Set down the data below without change, skipping the pictures it holds.

● **Task input**
↓↓↓

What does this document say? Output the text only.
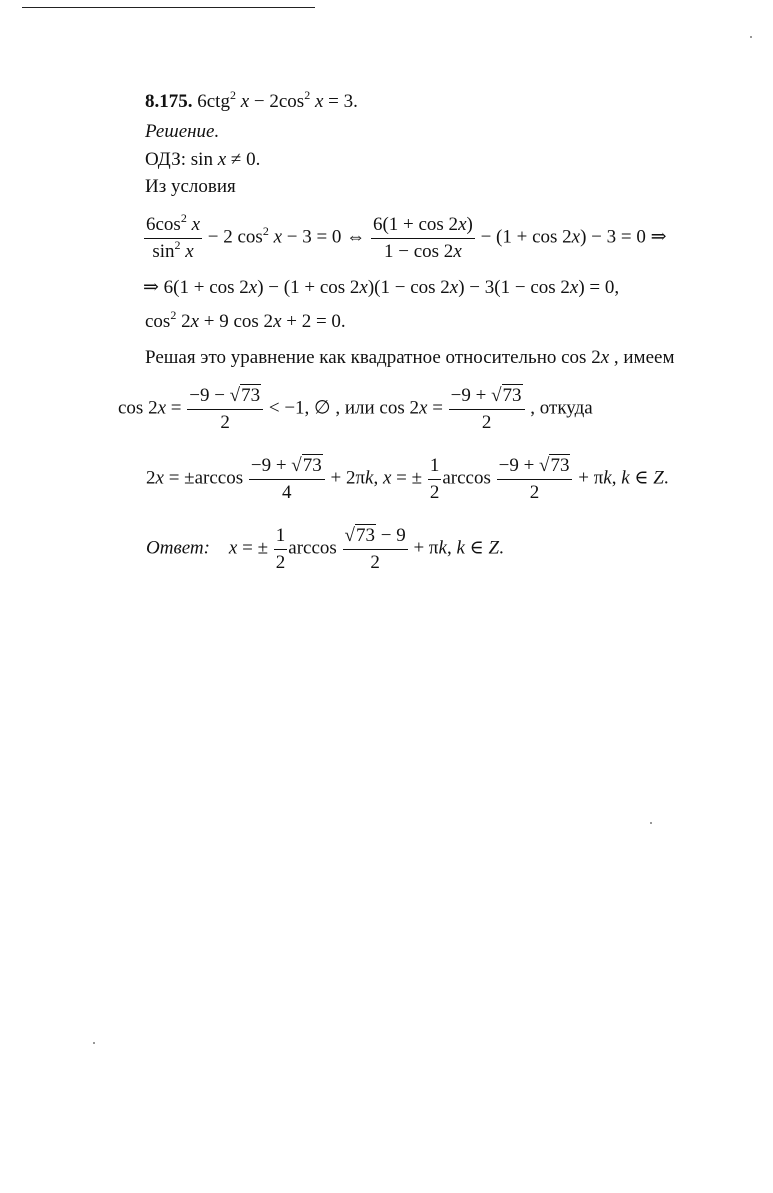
8.175. 6ctg$^2$ $x - 2\cos^2$ x = 3.
Решение.
ОДЗ: sin x ≠ 0.
Из условия
$\frac{6\cos^2 x}{\sin^2 x} - 2$ $\cos^2 x - 3 = 0$ ⇔ $\frac{6(1 + \cos 2x)}{1 - \cos 2x} - (1 + \cos 2x) - 3 = 0$ ⇒
⇒ 6(1 + cos 2x) − (1 + cos 2x)(1 − cos 2x) − 3(1 − cos 2x) = 0,
$\cos^2 2x + 9$ cos 2x + 2 = 0.
Решая это уравнение как квадратное относительно cos 2x , имеем
$\cos 2x = \frac{-9 - √73}{2} < -1$, ∅ , или $\cos 2x = \frac{-9 + √73}{2}$ , откуда
$2x = \pm\arccos \frac{-9 + √73}{4} + 2\pi k$, x = ± $\frac{1}{2}$ $\arccos \frac{-9 + √73}{2} + \pi k$, k ∈ Z.
Ответ: x = ± $\frac{1}{2}$ $\arccos \frac{√73 - 9}{2} + \pi k$, k ∈ Z.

↑↑↑

● **Exercise response**
What does this document say? Output the text only.
8.175. 6ctg$^2$ $x - 2\cos^2$ x = 3.
Решение.
ОДЗ: sin x ≠ 0.
Из условия
$\frac{6\cos^2 x}{\sin^2 x} - 2$ $\cos^2 x - 3 = 0$ ⇔ $\frac{6(1 + \cos 2x)}{1 - \cos 2x} - (1 + \cos 2x) - 3 = 0$ ⇒
⇒ 6(1 + cos 2x) − (1 + cos 2x)(1 − cos 2x) − 3(1 − cos 2x) = 0,
$\cos^2 2x + 9$ cos 2x + 2 = 0.
Решая это уравнение как квадратное относительно cos 2x , имеем
$\cos 2x = \frac{-9 - √73}{2} < -1$, ∅ , или $\cos 2x = \frac{-9 + √73}{2}$ , откуда
$2x = \pm\arccos \frac{-9 + √73}{4} + 2\pi k$, x = ± $\frac{1}{2}$ $\arccos \frac{-9 + √73}{2} + \pi k$, k ∈ Z.
Ответ: x = ± $\frac{1}{2}$ $\arccos \frac{√73 - 9}{2} + \pi k$, k ∈ Z.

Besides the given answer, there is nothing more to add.